-- begin --

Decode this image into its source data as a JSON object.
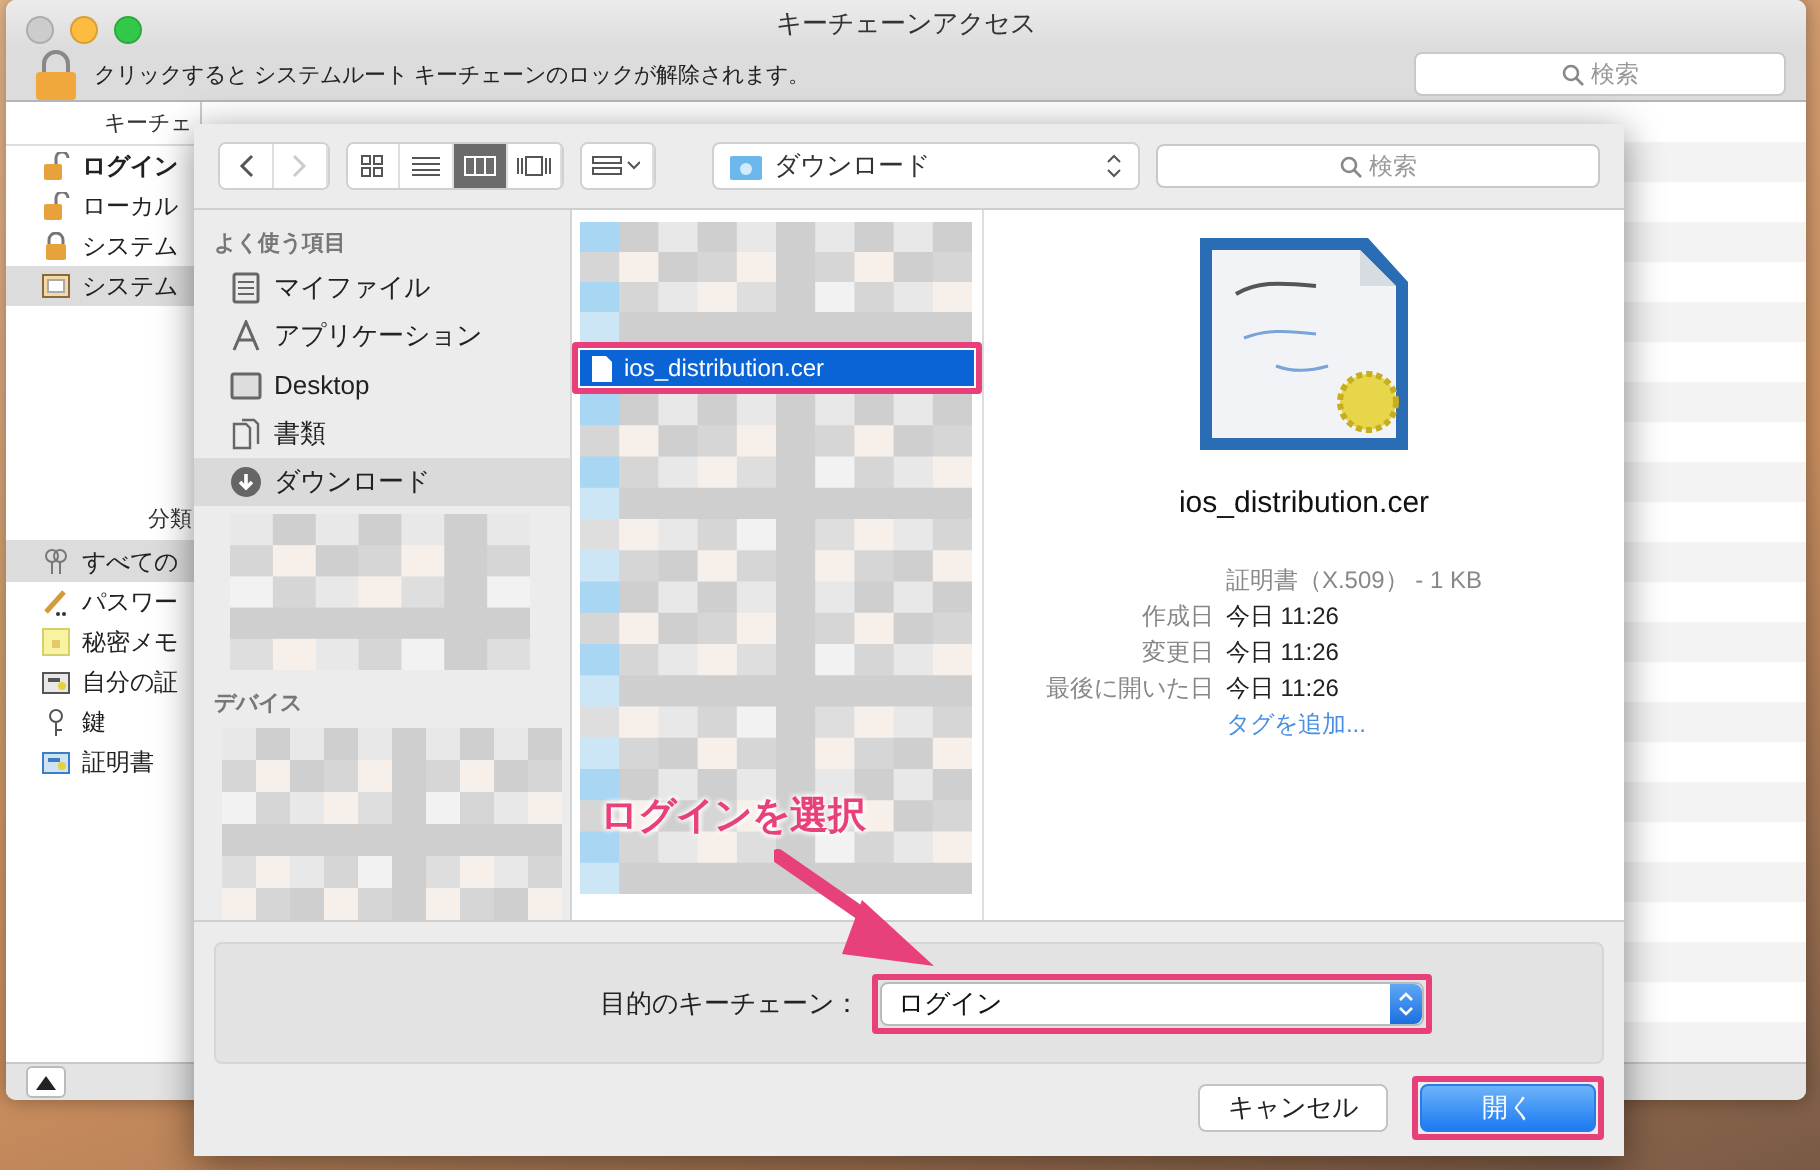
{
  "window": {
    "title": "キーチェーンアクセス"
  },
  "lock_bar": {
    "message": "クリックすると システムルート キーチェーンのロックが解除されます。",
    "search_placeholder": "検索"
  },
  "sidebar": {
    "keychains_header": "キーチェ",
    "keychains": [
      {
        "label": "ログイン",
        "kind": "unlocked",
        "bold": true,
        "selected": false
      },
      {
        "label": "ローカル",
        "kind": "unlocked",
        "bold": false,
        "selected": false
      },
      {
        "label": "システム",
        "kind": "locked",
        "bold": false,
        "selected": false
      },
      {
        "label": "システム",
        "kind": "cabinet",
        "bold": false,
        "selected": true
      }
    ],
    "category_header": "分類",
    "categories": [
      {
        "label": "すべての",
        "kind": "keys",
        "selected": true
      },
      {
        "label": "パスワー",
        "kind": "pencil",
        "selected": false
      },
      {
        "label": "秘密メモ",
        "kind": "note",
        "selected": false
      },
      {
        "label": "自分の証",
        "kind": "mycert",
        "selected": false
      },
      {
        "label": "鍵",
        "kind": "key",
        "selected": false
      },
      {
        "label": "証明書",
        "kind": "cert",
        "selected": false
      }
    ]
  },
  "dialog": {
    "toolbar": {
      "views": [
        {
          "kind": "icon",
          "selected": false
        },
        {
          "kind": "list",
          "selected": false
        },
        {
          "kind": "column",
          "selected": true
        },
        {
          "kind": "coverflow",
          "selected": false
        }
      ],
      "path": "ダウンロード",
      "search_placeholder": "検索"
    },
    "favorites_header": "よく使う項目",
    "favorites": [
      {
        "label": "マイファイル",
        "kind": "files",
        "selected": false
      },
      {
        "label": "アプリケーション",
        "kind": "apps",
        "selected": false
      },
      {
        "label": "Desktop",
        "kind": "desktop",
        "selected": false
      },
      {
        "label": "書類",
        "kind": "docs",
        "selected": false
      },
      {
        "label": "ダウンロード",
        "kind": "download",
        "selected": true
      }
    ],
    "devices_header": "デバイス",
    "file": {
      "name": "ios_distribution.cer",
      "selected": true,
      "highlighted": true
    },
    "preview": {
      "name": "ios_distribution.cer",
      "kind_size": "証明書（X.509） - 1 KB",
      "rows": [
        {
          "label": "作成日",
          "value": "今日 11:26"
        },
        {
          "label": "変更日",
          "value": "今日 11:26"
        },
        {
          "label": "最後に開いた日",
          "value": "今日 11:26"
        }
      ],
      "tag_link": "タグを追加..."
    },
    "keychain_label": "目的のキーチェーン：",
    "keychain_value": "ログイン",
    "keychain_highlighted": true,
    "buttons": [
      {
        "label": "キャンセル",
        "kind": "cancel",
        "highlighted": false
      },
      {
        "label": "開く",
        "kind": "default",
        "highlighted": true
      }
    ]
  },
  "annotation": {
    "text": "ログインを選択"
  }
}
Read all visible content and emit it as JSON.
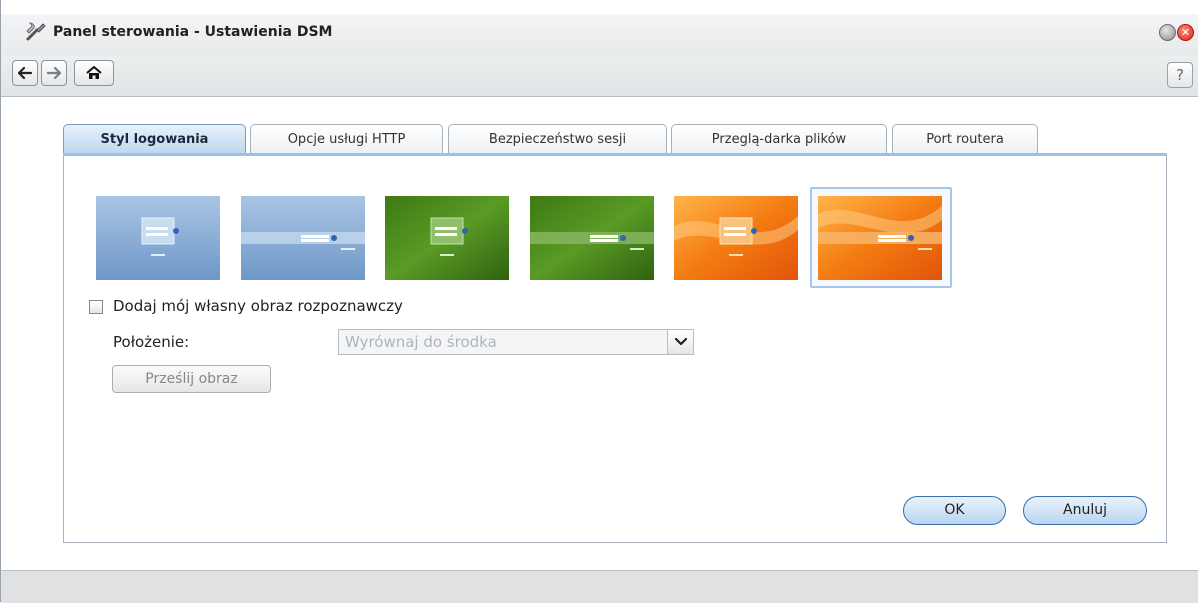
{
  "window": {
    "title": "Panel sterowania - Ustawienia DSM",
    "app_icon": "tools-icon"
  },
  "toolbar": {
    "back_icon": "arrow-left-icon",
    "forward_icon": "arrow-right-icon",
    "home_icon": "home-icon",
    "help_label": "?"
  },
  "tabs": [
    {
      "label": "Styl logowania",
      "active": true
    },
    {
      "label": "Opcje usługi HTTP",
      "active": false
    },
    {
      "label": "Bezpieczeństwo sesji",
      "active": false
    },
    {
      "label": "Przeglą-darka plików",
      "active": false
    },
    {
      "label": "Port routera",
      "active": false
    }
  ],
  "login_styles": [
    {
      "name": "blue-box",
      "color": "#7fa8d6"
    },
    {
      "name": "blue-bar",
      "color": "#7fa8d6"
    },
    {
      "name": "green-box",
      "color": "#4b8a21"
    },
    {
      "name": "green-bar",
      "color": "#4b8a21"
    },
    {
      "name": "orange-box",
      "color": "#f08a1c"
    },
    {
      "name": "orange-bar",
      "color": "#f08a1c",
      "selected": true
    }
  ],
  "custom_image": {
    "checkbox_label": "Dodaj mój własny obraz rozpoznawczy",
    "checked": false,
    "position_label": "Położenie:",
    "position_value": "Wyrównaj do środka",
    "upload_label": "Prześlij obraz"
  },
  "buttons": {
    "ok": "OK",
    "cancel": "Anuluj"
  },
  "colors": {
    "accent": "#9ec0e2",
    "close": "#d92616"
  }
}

-- end --

The exercise ->
Set down all the entries exactly as they appear, but skip any pictures.

Solution to the problem ->
Decode this image into its source data as a JSON object.
{
  "window": {
    "title": "キーチェーンアクセス"
  },
  "lock_bar": {
    "message": "クリックすると システムルート キーチェーンのロックが解除されます。",
    "search_placeholder": "検索"
  },
  "sidebar": {
    "keychains_header": "キーチェ",
    "keychains": [
      {
        "label": "ログイン",
        "kind": "unlocked",
        "bold": true,
        "selected": false
      },
      {
        "label": "ローカル",
        "kind": "unlocked",
        "bold": false,
        "selected": false
      },
      {
        "label": "システム",
        "kind": "locked",
        "bold": false,
        "selected": false
      },
      {
        "label": "システム",
        "kind": "cabinet",
        "bold": false,
        "selected": true
      }
    ],
    "category_header": "分類",
    "categories": [
      {
        "label": "すべての",
        "kind": "keys",
        "selected": true
      },
      {
        "label": "パスワー",
        "kind": "pencil",
        "selected": false
      },
      {
        "label": "秘密メモ",
        "kind": "note",
        "selected": false
      },
      {
        "label": "自分の証",
        "kind": "mycert",
        "selected": false
      },
      {
        "label": "鍵",
        "kind": "key",
        "selected": false
      },
      {
        "label": "証明書",
        "kind": "cert",
        "selected": false
      }
    ]
  },
  "dialog": {
    "toolbar": {
      "views": [
        {
          "kind": "icon",
          "selected": false
        },
        {
          "kind": "list",
          "selected": false
        },
        {
          "kind": "column",
          "selected": true
        },
        {
          "kind": "coverflow",
          "selected": false
        }
      ],
      "path": "ダウンロード",
      "search_placeholder": "検索"
    },
    "favorites_header": "よく使う項目",
    "favorites": [
      {
        "label": "マイファイル",
        "kind": "files",
        "selected": false
      },
      {
        "label": "アプリケーション",
        "kind": "apps",
        "selected": false
      },
      {
        "label": "Desktop",
        "kind": "desktop",
        "selected": false
      },
      {
        "label": "書類",
        "kind": "docs",
        "selected": false
      },
      {
        "label": "ダウンロード",
        "kind": "download",
        "selected": true
      }
    ],
    "devices_header": "デバイス",
    "file": {
      "name": "ios_distribution.cer",
      "selected": true,
      "highlighted": true
    },
    "preview": {
      "name": "ios_distribution.cer",
      "kind_size": "証明書（X.509） - 1 KB",
      "rows": [
        {
          "label": "作成日",
          "value": "今日 11:26"
        },
        {
          "label": "変更日",
          "value": "今日 11:26"
        },
        {
          "label": "最後に開いた日",
          "value": "今日 11:26"
        }
      ],
      "tag_link": "タグを追加..."
    },
    "keychain_label": "目的のキーチェーン：",
    "keychain_value": "ログイン",
    "keychain_highlighted": true,
    "buttons": [
      {
        "label": "キャンセル",
        "kind": "cancel",
        "highlighted": false
      },
      {
        "label": "開く",
        "kind": "default",
        "highlighted": true
      }
    ]
  },
  "annotation": {
    "text": "ログインを選択"
  }
}
Read all visible content and emit it as JSON.
{
  "window": {
    "title": "Panel sterowania - Ustawienia DSM",
    "app_icon": "tools-icon"
  },
  "toolbar": {
    "back_icon": "arrow-left-icon",
    "forward_icon": "arrow-right-icon",
    "home_icon": "home-icon",
    "help_label": "?"
  },
  "tabs": [
    {
      "label": "Styl logowania",
      "active": true
    },
    {
      "label": "Opcje usługi HTTP",
      "active": false
    },
    {
      "label": "Bezpieczeństwo sesji",
      "active": false
    },
    {
      "label": "Przeglą-darka plików",
      "active": false
    },
    {
      "label": "Port routera",
      "active": false
    }
  ],
  "login_styles": [
    {
      "name": "blue-box",
      "color": "#7fa8d6"
    },
    {
      "name": "blue-bar",
      "color": "#7fa8d6"
    },
    {
      "name": "green-box",
      "color": "#4b8a21"
    },
    {
      "name": "green-bar",
      "color": "#4b8a21"
    },
    {
      "name": "orange-box",
      "color": "#f08a1c"
    },
    {
      "name": "orange-bar",
      "color": "#f08a1c",
      "selected": true
    }
  ],
  "custom_image": {
    "checkbox_label": "Dodaj mój własny obraz rozpoznawczy",
    "checked": false,
    "position_label": "Położenie:",
    "position_value": "Wyrównaj do środka",
    "upload_label": "Prześlij obraz"
  },
  "buttons": {
    "ok": "OK",
    "cancel": "Anuluj"
  },
  "colors": {
    "accent": "#9ec0e2",
    "close": "#d92616"
  }
}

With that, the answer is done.